> [Task details]: Give the data again, word for word.

** BEGIN Raw data **

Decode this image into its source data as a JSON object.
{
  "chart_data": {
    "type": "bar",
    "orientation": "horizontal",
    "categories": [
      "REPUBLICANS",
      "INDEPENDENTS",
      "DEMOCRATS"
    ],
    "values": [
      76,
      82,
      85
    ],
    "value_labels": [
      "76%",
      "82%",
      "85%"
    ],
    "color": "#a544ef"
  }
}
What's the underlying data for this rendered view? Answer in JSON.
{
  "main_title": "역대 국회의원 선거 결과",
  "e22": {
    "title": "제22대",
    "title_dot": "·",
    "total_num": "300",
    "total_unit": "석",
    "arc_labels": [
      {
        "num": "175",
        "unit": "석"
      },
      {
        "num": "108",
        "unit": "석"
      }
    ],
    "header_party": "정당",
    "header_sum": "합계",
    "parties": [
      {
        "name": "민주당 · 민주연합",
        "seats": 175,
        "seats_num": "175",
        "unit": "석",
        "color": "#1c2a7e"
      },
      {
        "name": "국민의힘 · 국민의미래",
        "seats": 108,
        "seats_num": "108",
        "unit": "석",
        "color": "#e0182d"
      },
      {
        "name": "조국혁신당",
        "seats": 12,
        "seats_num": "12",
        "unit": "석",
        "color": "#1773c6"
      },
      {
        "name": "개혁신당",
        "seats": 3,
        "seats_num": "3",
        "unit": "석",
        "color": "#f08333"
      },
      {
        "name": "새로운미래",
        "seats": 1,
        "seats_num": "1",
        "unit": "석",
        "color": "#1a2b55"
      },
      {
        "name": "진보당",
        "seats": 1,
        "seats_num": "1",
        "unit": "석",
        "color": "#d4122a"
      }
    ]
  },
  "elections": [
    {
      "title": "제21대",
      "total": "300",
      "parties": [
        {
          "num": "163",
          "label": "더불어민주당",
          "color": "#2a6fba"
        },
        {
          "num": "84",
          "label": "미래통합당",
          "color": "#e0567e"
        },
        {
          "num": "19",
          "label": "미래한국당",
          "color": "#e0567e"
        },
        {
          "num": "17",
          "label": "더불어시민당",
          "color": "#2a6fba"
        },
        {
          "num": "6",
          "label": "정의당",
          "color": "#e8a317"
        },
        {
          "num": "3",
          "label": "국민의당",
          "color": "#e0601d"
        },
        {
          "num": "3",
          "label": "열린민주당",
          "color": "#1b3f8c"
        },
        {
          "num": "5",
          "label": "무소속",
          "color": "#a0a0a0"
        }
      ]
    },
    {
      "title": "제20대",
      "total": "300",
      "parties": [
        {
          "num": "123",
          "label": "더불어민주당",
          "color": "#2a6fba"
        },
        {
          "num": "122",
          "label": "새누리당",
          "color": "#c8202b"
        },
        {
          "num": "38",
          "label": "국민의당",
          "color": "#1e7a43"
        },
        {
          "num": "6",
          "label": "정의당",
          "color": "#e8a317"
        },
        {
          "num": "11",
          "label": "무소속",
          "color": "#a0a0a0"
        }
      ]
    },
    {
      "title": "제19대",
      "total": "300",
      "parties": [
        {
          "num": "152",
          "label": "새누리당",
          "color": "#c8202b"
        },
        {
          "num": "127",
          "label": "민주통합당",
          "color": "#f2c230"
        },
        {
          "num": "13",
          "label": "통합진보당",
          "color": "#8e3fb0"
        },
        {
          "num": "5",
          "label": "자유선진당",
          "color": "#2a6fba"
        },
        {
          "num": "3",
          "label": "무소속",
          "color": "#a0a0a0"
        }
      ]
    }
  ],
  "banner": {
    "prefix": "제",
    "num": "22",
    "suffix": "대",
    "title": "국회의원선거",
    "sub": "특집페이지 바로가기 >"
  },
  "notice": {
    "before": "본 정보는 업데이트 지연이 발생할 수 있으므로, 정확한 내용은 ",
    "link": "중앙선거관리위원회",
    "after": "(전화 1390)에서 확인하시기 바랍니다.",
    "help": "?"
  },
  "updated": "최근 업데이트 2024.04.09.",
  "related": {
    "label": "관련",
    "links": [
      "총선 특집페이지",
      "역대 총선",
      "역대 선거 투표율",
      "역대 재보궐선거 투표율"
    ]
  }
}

** END Raw data **

> [Right answer]:
Decode this image into its source data as a JSON object.
{
  "chart_data": {
    "type": "bar",
    "orientation": "horizontal",
    "categories": [
      "REPUBLICANS",
      "INDEPENDENTS",
      "DEMOCRATS"
    ],
    "values": [
      76,
      82,
      85
    ],
    "value_labels": [
      "76%",
      "82%",
      "85%"
    ],
    "color": "#a544ef"
  }
}
What's the underlying data for this rendered view? Answer in JSON.
{
  "main_title": "역대 국회의원 선거 결과",
  "e22": {
    "title": "제22대",
    "title_dot": "·",
    "total_num": "300",
    "total_unit": "석",
    "arc_labels": [
      {
        "num": "175",
        "unit": "석"
      },
      {
        "num": "108",
        "unit": "석"
      }
    ],
    "header_party": "정당",
    "header_sum": "합계",
    "parties": [
      {
        "name": "민주당 · 민주연합",
        "seats": 175,
        "seats_num": "175",
        "unit": "석",
        "color": "#1c2a7e"
      },
      {
        "name": "국민의힘 · 국민의미래",
        "seats": 108,
        "seats_num": "108",
        "unit": "석",
        "color": "#e0182d"
      },
      {
        "name": "조국혁신당",
        "seats": 12,
        "seats_num": "12",
        "unit": "석",
        "color": "#1773c6"
      },
      {
        "name": "개혁신당",
        "seats": 3,
        "seats_num": "3",
        "unit": "석",
        "color": "#f08333"
      },
      {
        "name": "새로운미래",
        "seats": 1,
        "seats_num": "1",
        "unit": "석",
        "color": "#1a2b55"
      },
      {
        "name": "진보당",
        "seats": 1,
        "seats_num": "1",
        "unit": "석",
        "color": "#d4122a"
      }
    ]
  },
  "elections": [
    {
      "title": "제21대",
      "total": "300",
      "parties": [
        {
          "num": "163",
          "label": "더불어민주당",
          "color": "#2a6fba"
        },
        {
          "num": "84",
          "label": "미래통합당",
          "color": "#e0567e"
        },
        {
          "num": "19",
          "label": "미래한국당",
          "color": "#e0567e"
        },
        {
          "num": "17",
          "label": "더불어시민당",
          "color": "#2a6fba"
        },
        {
          "num": "6",
          "label": "정의당",
          "color": "#e8a317"
        },
        {
          "num": "3",
          "label": "국민의당",
          "color": "#e0601d"
        },
        {
          "num": "3",
          "label": "열린민주당",
          "color": "#1b3f8c"
        },
        {
          "num": "5",
          "label": "무소속",
          "color": "#a0a0a0"
        }
      ]
    },
    {
      "title": "제20대",
      "total": "300",
      "parties": [
        {
          "num": "123",
          "label": "더불어민주당",
          "color": "#2a6fba"
        },
        {
          "num": "122",
          "label": "새누리당",
          "color": "#c8202b"
        },
        {
          "num": "38",
          "label": "국민의당",
          "color": "#1e7a43"
        },
        {
          "num": "6",
          "label": "정의당",
          "color": "#e8a317"
        },
        {
          "num": "11",
          "label": "무소속",
          "color": "#a0a0a0"
        }
      ]
    },
    {
      "title": "제19대",
      "total": "300",
      "parties": [
        {
          "num": "152",
          "label": "새누리당",
          "color": "#c8202b"
        },
        {
          "num": "127",
          "label": "민주통합당",
          "color": "#f2c230"
        },
        {
          "num": "13",
          "label": "통합진보당",
          "color": "#8e3fb0"
        },
        {
          "num": "5",
          "label": "자유선진당",
          "color": "#2a6fba"
        },
        {
          "num": "3",
          "label": "무소속",
          "color": "#a0a0a0"
        }
      ]
    }
  ],
  "banner": {
    "prefix": "제",
    "num": "22",
    "suffix": "대",
    "title": "국회의원선거",
    "sub": "특집페이지 바로가기 >"
  },
  "notice": {
    "before": "본 정보는 업데이트 지연이 발생할 수 있으므로, 정확한 내용은 ",
    "link": "중앙선거관리위원회",
    "after": "(전화 1390)에서 확인하시기 바랍니다.",
    "help": "?"
  },
  "updated": "최근 업데이트 2024.04.09.",
  "related": {
    "label": "관련",
    "links": [
      "총선 특집페이지",
      "역대 총선",
      "역대 선거 투표율",
      "역대 재보궐선거 투표율"
    ]
  }
}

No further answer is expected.